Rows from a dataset
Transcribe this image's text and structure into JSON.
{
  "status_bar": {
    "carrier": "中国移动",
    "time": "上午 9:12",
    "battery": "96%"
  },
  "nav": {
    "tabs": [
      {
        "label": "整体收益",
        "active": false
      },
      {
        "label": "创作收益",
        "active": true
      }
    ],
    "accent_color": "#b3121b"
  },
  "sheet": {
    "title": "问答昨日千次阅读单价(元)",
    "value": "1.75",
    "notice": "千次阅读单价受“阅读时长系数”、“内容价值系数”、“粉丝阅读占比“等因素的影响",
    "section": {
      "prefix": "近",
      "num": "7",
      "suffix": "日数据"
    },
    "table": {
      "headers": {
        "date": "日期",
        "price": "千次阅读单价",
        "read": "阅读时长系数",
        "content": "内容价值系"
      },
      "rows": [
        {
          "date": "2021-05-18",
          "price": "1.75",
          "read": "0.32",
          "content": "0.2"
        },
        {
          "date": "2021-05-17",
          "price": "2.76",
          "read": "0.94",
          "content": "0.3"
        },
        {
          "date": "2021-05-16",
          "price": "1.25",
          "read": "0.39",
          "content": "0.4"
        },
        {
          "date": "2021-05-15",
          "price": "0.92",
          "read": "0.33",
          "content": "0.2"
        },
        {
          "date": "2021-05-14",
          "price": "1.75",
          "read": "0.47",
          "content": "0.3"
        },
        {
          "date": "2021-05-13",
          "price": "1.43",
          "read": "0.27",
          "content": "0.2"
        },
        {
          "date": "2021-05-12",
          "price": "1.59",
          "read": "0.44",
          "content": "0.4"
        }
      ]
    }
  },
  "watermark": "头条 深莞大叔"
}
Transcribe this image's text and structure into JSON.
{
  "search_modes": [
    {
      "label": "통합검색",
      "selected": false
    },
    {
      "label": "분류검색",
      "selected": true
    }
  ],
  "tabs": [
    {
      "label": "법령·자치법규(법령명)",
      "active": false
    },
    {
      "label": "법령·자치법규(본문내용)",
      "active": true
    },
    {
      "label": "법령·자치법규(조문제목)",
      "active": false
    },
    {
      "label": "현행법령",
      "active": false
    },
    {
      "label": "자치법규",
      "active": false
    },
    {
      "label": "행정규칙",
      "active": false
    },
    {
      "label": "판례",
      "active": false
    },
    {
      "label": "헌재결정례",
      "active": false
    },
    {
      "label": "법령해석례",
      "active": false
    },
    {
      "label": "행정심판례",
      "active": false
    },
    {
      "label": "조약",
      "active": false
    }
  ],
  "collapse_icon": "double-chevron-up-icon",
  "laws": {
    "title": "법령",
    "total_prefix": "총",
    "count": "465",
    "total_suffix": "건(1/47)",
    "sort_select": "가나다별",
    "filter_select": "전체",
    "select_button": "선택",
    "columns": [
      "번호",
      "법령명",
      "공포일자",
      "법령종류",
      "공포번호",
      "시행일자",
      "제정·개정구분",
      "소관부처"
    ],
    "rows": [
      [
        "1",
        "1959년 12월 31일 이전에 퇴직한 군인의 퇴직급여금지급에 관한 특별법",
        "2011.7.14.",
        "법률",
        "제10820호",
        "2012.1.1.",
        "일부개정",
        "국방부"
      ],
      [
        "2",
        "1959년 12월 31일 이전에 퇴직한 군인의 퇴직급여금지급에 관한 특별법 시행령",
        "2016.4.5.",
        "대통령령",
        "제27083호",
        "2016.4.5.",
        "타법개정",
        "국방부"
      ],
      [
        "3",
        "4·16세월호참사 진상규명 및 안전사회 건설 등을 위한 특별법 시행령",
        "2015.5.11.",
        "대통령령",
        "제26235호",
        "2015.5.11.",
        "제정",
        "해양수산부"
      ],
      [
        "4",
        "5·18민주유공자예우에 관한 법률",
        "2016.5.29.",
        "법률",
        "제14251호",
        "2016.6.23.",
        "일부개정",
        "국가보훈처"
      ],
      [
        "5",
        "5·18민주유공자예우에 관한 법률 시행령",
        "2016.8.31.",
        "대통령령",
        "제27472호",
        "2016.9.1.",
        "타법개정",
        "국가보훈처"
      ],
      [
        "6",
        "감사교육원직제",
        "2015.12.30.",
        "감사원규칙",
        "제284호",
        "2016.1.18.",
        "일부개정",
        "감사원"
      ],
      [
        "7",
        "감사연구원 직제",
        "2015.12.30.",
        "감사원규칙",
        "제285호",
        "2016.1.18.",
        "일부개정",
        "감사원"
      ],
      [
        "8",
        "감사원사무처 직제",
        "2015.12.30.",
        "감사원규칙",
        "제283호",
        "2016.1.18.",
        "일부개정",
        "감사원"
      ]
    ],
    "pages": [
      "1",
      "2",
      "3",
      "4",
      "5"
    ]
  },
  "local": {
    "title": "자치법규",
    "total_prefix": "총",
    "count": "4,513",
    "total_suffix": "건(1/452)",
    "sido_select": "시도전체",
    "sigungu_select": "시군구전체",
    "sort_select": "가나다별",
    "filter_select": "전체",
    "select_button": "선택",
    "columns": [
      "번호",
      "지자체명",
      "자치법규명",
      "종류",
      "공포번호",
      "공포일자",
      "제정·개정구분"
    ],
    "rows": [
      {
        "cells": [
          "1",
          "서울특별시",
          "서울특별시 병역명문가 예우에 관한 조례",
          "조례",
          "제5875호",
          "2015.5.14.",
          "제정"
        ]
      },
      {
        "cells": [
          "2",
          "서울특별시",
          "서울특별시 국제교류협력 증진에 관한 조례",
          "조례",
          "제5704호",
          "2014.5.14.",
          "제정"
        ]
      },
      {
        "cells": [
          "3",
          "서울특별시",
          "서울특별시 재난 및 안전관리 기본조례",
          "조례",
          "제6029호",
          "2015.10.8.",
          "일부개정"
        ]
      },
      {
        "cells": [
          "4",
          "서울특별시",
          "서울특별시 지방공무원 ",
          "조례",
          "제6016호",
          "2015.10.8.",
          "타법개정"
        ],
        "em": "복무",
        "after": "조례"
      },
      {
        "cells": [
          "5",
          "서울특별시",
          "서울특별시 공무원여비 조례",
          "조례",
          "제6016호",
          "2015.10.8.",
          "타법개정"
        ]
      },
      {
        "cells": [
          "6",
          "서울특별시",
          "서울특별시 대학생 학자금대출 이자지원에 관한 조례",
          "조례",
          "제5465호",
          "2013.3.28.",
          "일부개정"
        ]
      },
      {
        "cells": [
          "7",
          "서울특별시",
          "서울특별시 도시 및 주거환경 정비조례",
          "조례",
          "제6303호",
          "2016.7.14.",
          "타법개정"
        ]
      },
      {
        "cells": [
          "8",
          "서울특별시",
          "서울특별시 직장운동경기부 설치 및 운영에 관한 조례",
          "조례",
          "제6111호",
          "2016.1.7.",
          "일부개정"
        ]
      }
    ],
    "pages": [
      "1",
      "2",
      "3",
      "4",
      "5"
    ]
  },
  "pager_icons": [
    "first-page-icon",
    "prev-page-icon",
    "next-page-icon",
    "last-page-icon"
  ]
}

=== EXERCISE TASK ===
Within the listing above, find every line containing the string "퇴직급여금지급에" and return it.

=== ANSWER ===
        "1959년 12월 31일 이전에 퇴직한 군인의 퇴직급여금지급에 관한 특별법",
        "1959년 12월 31일 이전에 퇴직한 군인의 퇴직급여금지급에 관한 특별법 시행령",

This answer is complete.